--- Aim of the task ---
Retype the data that follows line by line, exactly, and leave its pictures out.

[Collected data]
▬▬▬▬▬▬
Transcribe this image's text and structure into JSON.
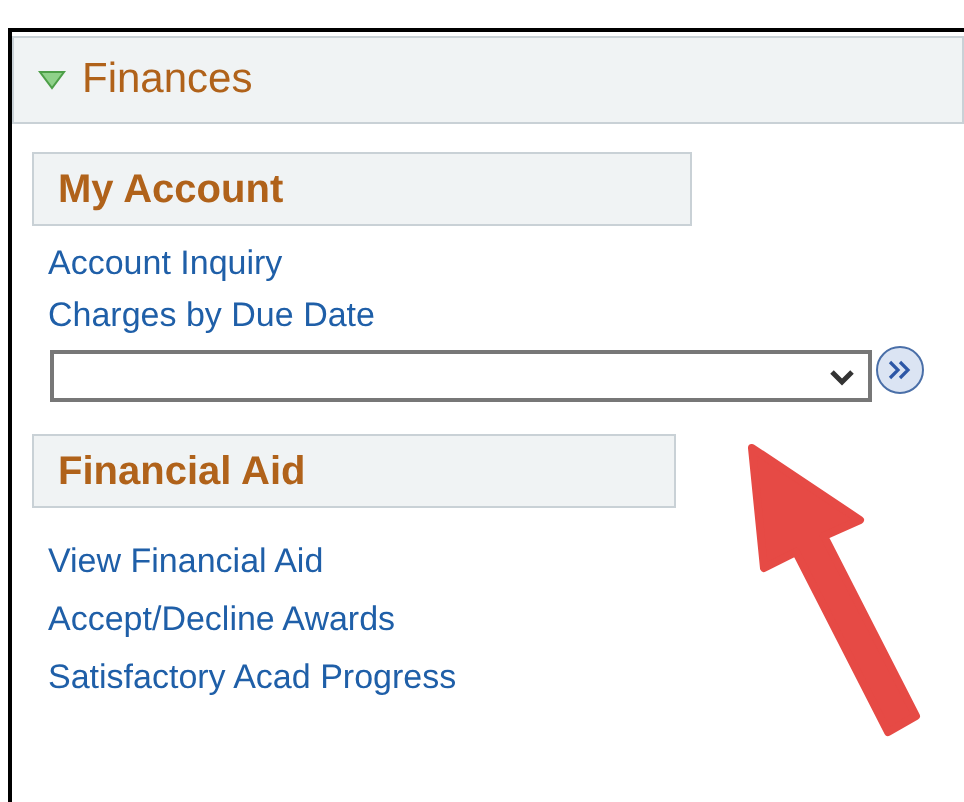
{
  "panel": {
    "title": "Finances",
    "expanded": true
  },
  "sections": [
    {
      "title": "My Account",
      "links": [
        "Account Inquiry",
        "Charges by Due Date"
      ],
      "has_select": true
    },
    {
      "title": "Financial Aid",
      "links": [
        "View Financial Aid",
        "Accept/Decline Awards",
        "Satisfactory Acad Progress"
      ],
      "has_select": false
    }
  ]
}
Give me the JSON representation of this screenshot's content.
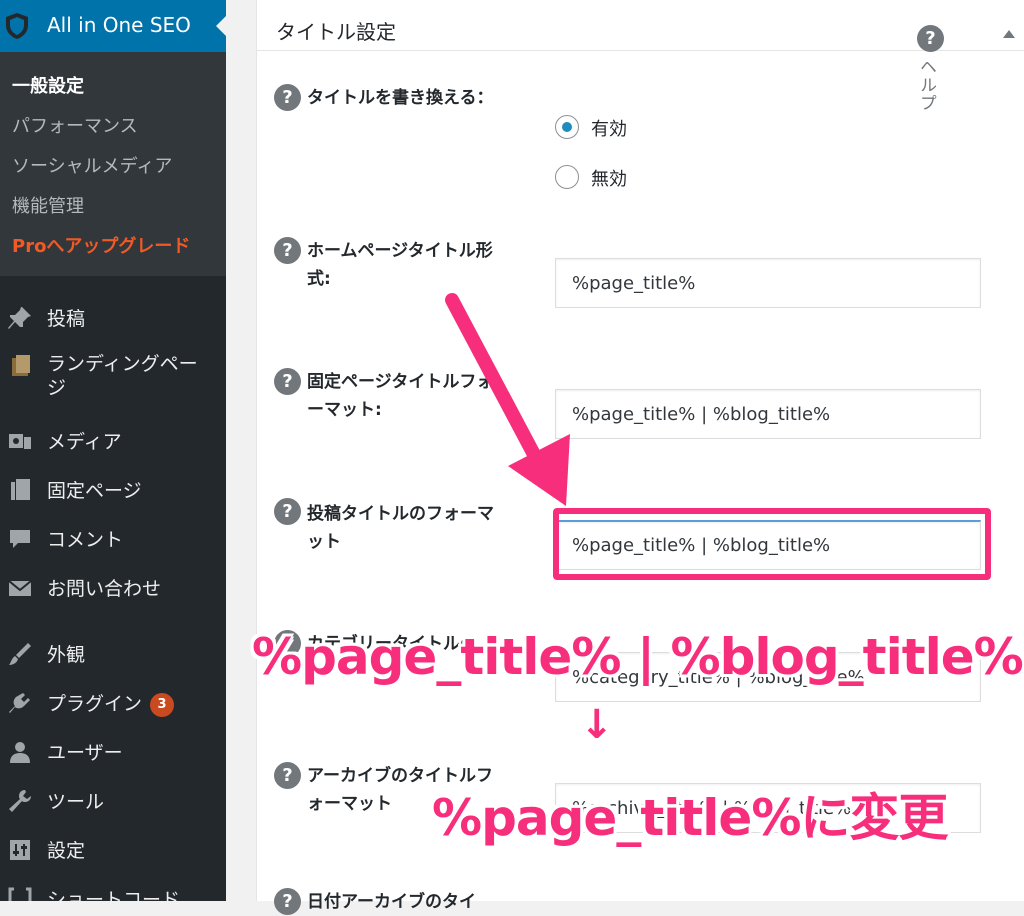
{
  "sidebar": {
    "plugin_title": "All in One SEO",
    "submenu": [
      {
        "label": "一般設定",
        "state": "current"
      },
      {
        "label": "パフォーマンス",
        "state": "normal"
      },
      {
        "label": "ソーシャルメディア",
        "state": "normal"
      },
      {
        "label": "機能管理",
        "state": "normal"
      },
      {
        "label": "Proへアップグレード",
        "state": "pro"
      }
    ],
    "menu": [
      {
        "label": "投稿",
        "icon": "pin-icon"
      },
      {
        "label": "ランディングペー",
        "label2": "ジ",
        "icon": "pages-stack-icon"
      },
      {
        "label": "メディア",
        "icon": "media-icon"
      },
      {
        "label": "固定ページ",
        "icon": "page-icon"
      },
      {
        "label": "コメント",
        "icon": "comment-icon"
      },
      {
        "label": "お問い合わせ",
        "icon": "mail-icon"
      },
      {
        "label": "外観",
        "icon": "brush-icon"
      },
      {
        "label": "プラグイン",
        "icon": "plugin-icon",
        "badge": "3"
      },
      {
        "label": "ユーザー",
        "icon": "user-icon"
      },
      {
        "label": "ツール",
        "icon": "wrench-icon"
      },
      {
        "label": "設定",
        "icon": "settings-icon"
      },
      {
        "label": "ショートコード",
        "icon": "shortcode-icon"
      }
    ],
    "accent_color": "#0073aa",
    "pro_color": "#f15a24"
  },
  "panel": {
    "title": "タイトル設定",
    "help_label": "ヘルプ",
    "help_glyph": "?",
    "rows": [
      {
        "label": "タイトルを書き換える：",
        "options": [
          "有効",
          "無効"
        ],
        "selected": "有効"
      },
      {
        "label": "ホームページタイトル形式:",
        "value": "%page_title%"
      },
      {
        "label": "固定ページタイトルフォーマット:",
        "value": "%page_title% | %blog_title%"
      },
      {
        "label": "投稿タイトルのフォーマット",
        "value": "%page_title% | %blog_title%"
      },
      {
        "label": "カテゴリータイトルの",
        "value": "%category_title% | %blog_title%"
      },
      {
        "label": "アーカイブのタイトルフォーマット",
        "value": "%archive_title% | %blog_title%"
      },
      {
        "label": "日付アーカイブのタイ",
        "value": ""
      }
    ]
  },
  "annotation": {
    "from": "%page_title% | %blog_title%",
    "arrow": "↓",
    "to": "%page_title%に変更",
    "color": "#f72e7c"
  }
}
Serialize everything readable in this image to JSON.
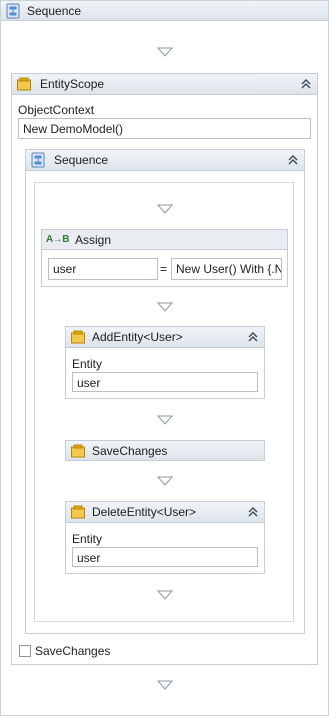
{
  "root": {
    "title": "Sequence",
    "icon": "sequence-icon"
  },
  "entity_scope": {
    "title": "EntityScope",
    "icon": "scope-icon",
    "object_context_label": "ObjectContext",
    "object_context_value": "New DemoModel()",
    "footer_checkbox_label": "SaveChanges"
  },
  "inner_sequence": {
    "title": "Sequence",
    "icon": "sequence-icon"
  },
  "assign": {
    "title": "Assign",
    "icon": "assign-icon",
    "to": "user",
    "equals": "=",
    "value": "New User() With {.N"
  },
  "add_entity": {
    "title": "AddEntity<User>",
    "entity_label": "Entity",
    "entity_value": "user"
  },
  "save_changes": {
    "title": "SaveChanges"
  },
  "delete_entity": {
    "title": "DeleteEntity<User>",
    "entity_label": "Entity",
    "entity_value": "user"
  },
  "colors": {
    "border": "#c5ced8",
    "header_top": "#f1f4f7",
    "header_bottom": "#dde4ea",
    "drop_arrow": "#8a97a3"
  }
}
▬▬▬▬▬▬
--- Correct output ---
Transcribe this image's text and structure into JSON.
{
  "panel": {
    "title": "Finances",
    "expanded": true
  },
  "sections": [
    {
      "title": "My Account",
      "links": [
        "Account Inquiry",
        "Charges by Due Date"
      ],
      "has_select": true
    },
    {
      "title": "Financial Aid",
      "links": [
        "View Financial Aid",
        "Accept/Decline Awards",
        "Satisfactory Acad Progress"
      ],
      "has_select": false
    }
  ]
}
Give me the JSON representation of this screenshot's content.
{
  "sidebar": {
    "plugin_title": "All in One SEO",
    "submenu": [
      {
        "label": "一般設定",
        "state": "current"
      },
      {
        "label": "パフォーマンス",
        "state": "normal"
      },
      {
        "label": "ソーシャルメディア",
        "state": "normal"
      },
      {
        "label": "機能管理",
        "state": "normal"
      },
      {
        "label": "Proへアップグレード",
        "state": "pro"
      }
    ],
    "menu": [
      {
        "label": "投稿",
        "icon": "pin-icon"
      },
      {
        "label": "ランディングペー",
        "label2": "ジ",
        "icon": "pages-stack-icon"
      },
      {
        "label": "メディア",
        "icon": "media-icon"
      },
      {
        "label": "固定ページ",
        "icon": "page-icon"
      },
      {
        "label": "コメント",
        "icon": "comment-icon"
      },
      {
        "label": "お問い合わせ",
        "icon": "mail-icon"
      },
      {
        "label": "外観",
        "icon": "brush-icon"
      },
      {
        "label": "プラグイン",
        "icon": "plugin-icon",
        "badge": "3"
      },
      {
        "label": "ユーザー",
        "icon": "user-icon"
      },
      {
        "label": "ツール",
        "icon": "wrench-icon"
      },
      {
        "label": "設定",
        "icon": "settings-icon"
      },
      {
        "label": "ショートコード",
        "icon": "shortcode-icon"
      }
    ],
    "accent_color": "#0073aa",
    "pro_color": "#f15a24"
  },
  "panel": {
    "title": "タイトル設定",
    "help_label": "ヘルプ",
    "help_glyph": "?",
    "rows": [
      {
        "label": "タイトルを書き換える：",
        "options": [
          "有効",
          "無効"
        ],
        "selected": "有効"
      },
      {
        "label": "ホームページタイトル形式:",
        "value": "%page_title%"
      },
      {
        "label": "固定ページタイトルフォーマット:",
        "value": "%page_title% | %blog_title%"
      },
      {
        "label": "投稿タイトルのフォーマット",
        "value": "%page_title% | %blog_title%"
      },
      {
        "label": "カテゴリータイトルの",
        "value": "%category_title% | %blog_title%"
      },
      {
        "label": "アーカイブのタイトルフォーマット",
        "value": "%archive_title% | %blog_title%"
      },
      {
        "label": "日付アーカイブのタイ",
        "value": ""
      }
    ]
  },
  "annotation": {
    "from": "%page_title% | %blog_title%",
    "arrow": "↓",
    "to": "%page_title%に変更",
    "color": "#f72e7c"
  }
}
Serialize everything readable in this image to JSON.
{
  "root": {
    "title": "Sequence",
    "icon": "sequence-icon"
  },
  "entity_scope": {
    "title": "EntityScope",
    "icon": "scope-icon",
    "object_context_label": "ObjectContext",
    "object_context_value": "New DemoModel()",
    "footer_checkbox_label": "SaveChanges"
  },
  "inner_sequence": {
    "title": "Sequence",
    "icon": "sequence-icon"
  },
  "assign": {
    "title": "Assign",
    "icon": "assign-icon",
    "to": "user",
    "equals": "=",
    "value": "New User() With {.N"
  },
  "add_entity": {
    "title": "AddEntity<User>",
    "entity_label": "Entity",
    "entity_value": "user"
  },
  "save_changes": {
    "title": "SaveChanges"
  },
  "delete_entity": {
    "title": "DeleteEntity<User>",
    "entity_label": "Entity",
    "entity_value": "user"
  },
  "colors": {
    "border": "#c5ced8",
    "header_top": "#f1f4f7",
    "header_bottom": "#dde4ea",
    "drop_arrow": "#8a97a3"
  }
}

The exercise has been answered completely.